● **Directions**:
Will you give every entry again exactly as it stands?

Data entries

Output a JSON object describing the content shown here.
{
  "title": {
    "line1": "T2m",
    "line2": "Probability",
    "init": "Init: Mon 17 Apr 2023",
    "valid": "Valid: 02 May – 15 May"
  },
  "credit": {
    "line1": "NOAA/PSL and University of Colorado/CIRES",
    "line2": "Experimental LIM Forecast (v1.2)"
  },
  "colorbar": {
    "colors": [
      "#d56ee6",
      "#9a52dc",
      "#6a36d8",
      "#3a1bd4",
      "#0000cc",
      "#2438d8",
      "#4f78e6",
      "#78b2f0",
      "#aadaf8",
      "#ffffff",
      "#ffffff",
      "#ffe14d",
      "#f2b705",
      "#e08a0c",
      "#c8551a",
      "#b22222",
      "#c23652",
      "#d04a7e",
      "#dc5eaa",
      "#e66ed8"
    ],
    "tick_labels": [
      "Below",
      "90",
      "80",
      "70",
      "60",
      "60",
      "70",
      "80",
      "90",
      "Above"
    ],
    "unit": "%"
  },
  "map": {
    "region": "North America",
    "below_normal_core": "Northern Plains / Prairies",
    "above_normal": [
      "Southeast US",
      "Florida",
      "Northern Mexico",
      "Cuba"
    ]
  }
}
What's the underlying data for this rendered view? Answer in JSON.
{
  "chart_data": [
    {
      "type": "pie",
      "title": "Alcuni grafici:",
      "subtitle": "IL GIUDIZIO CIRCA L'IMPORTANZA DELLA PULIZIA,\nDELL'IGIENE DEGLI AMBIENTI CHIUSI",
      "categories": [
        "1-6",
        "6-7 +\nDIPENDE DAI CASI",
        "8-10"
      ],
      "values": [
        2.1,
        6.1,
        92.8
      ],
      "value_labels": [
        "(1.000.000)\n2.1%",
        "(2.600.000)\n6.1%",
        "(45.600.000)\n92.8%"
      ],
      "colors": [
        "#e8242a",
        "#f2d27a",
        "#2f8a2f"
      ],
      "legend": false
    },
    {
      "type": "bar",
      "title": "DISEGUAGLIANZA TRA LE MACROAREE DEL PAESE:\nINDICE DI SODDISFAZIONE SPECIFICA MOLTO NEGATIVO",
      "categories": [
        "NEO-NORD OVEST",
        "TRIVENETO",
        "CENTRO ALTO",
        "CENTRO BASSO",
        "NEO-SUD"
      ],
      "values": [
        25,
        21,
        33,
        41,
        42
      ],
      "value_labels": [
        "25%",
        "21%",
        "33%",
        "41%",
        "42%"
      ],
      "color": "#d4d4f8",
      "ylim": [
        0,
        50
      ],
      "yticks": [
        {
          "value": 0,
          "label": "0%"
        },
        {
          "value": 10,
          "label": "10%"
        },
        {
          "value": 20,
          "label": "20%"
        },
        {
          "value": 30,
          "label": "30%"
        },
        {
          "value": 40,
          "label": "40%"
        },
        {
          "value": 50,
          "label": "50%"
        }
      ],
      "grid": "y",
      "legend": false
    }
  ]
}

● **Answer to this task**:
Output a JSON object describing the content shown here.
{
  "title": {
    "line1": "T2m",
    "line2": "Probability",
    "init": "Init: Mon 17 Apr 2023",
    "valid": "Valid: 02 May – 15 May"
  },
  "credit": {
    "line1": "NOAA/PSL and University of Colorado/CIRES",
    "line2": "Experimental LIM Forecast (v1.2)"
  },
  "colorbar": {
    "colors": [
      "#d56ee6",
      "#9a52dc",
      "#6a36d8",
      "#3a1bd4",
      "#0000cc",
      "#2438d8",
      "#4f78e6",
      "#78b2f0",
      "#aadaf8",
      "#ffffff",
      "#ffffff",
      "#ffe14d",
      "#f2b705",
      "#e08a0c",
      "#c8551a",
      "#b22222",
      "#c23652",
      "#d04a7e",
      "#dc5eaa",
      "#e66ed8"
    ],
    "tick_labels": [
      "Below",
      "90",
      "80",
      "70",
      "60",
      "60",
      "70",
      "80",
      "90",
      "Above"
    ],
    "unit": "%"
  },
  "map": {
    "region": "North America",
    "below_normal_core": "Northern Plains / Prairies",
    "above_normal": [
      "Southeast US",
      "Florida",
      "Northern Mexico",
      "Cuba"
    ]
  }
}
What's the underlying data for this rendered view? Answer in JSON.
{
  "chart_data": [
    {
      "type": "pie",
      "title": "Alcuni grafici:",
      "subtitle": "IL GIUDIZIO CIRCA L'IMPORTANZA DELLA PULIZIA,\nDELL'IGIENE DEGLI AMBIENTI CHIUSI",
      "categories": [
        "1-6",
        "6-7 +\nDIPENDE DAI CASI",
        "8-10"
      ],
      "values": [
        2.1,
        6.1,
        92.8
      ],
      "value_labels": [
        "(1.000.000)\n2.1%",
        "(2.600.000)\n6.1%",
        "(45.600.000)\n92.8%"
      ],
      "colors": [
        "#e8242a",
        "#f2d27a",
        "#2f8a2f"
      ],
      "legend": false
    },
    {
      "type": "bar",
      "title": "DISEGUAGLIANZA TRA LE MACROAREE DEL PAESE:\nINDICE DI SODDISFAZIONE SPECIFICA MOLTO NEGATIVO",
      "categories": [
        "NEO-NORD OVEST",
        "TRIVENETO",
        "CENTRO ALTO",
        "CENTRO BASSO",
        "NEO-SUD"
      ],
      "values": [
        25,
        21,
        33,
        41,
        42
      ],
      "value_labels": [
        "25%",
        "21%",
        "33%",
        "41%",
        "42%"
      ],
      "color": "#d4d4f8",
      "ylim": [
        0,
        50
      ],
      "yticks": [
        {
          "value": 0,
          "label": "0%"
        },
        {
          "value": 10,
          "label": "10%"
        },
        {
          "value": 20,
          "label": "20%"
        },
        {
          "value": 30,
          "label": "30%"
        },
        {
          "value": 40,
          "label": "40%"
        },
        {
          "value": 50,
          "label": "50%"
        }
      ],
      "grid": "y",
      "legend": false
    }
  ]
}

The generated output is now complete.